Start GIVEN DATA
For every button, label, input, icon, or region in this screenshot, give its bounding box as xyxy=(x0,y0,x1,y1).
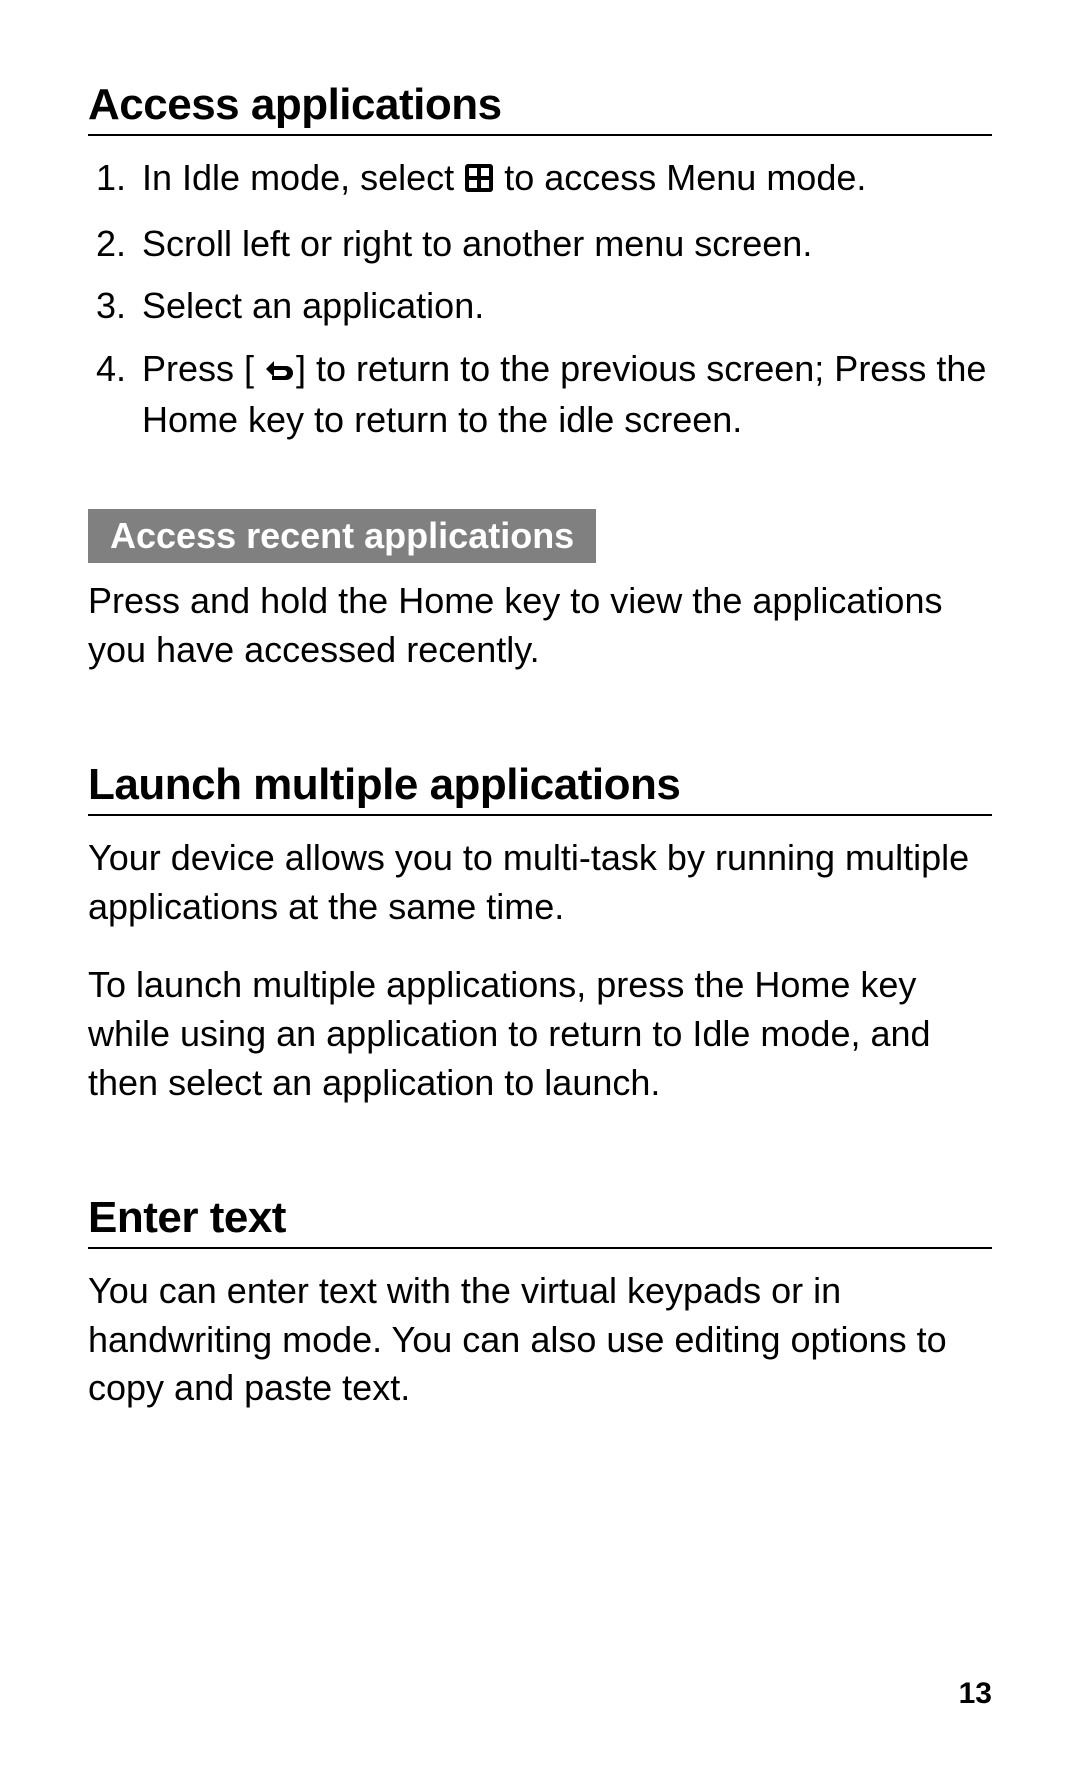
menu-grid-icon xyxy=(464,157,494,206)
step-2: Scroll left or right to another menu scr… xyxy=(136,220,992,269)
step-4-text-a: Press [ xyxy=(142,348,254,389)
step-4: Press [ ] to return to the previous scre… xyxy=(136,345,992,445)
step-1-text-a: In Idle mode, select xyxy=(142,157,464,198)
access-recent-body: Press and hold the Home key to view the … xyxy=(88,577,992,674)
manual-page: Access applications In Idle mode, select… xyxy=(0,0,1080,1771)
step-1: In Idle mode, select to access Menu mode… xyxy=(136,154,992,206)
subheading-access-recent: Access recent applications xyxy=(88,509,596,563)
access-applications-steps: In Idle mode, select to access Menu mode… xyxy=(88,154,992,445)
enter-text-p1: You can enter text with the virtual keyp… xyxy=(88,1267,992,1413)
step-3: Select an application. xyxy=(136,282,992,331)
heading-launch-multiple: Launch multiple applications xyxy=(88,760,992,816)
heading-enter-text: Enter text xyxy=(88,1193,992,1249)
heading-access-applications: Access applications xyxy=(88,80,992,136)
step-1-text-b: to access Menu mode. xyxy=(504,157,866,198)
page-number: 13 xyxy=(959,1677,992,1711)
launch-multiple-p1: Your device allows you to multi-task by … xyxy=(88,834,992,931)
launch-multiple-p2: To launch multiple applications, press t… xyxy=(88,961,992,1107)
back-arrow-icon xyxy=(254,348,296,397)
End GIVEN DATA
Rewrite the records above, putting "image" in place of "screenshot" and leaving everything else as it is. Omit the pictures from your answer.

**RESULT OF THE EXERCISE:**
For every button, label, input, icon, or region in this image, give its bounding box as xyxy=(x0,y0,x1,y1).
menu-grid-icon xyxy=(464,157,494,206)
step-2: Scroll left or right to another menu scr… xyxy=(136,220,992,269)
step-4-text-a: Press [ xyxy=(142,348,254,389)
step-4: Press [ ] to return to the previous scre… xyxy=(136,345,992,445)
step-1-text-a: In Idle mode, select xyxy=(142,157,464,198)
access-recent-body: Press and hold the Home key to view the … xyxy=(88,577,992,674)
manual-page: Access applications In Idle mode, select… xyxy=(0,0,1080,1771)
step-1: In Idle mode, select to access Menu mode… xyxy=(136,154,992,206)
subheading-access-recent: Access recent applications xyxy=(88,509,596,563)
access-applications-steps: In Idle mode, select to access Menu mode… xyxy=(88,154,992,445)
enter-text-p1: You can enter text with the virtual keyp… xyxy=(88,1267,992,1413)
step-3: Select an application. xyxy=(136,282,992,331)
heading-launch-multiple: Launch multiple applications xyxy=(88,760,992,816)
heading-enter-text: Enter text xyxy=(88,1193,992,1249)
heading-access-applications: Access applications xyxy=(88,80,992,136)
step-1-text-b: to access Menu mode. xyxy=(504,157,866,198)
page-number: 13 xyxy=(959,1677,992,1711)
launch-multiple-p1: Your device allows you to multi-task by … xyxy=(88,834,992,931)
launch-multiple-p2: To launch multiple applications, press t… xyxy=(88,961,992,1107)
back-arrow-icon xyxy=(254,348,296,397)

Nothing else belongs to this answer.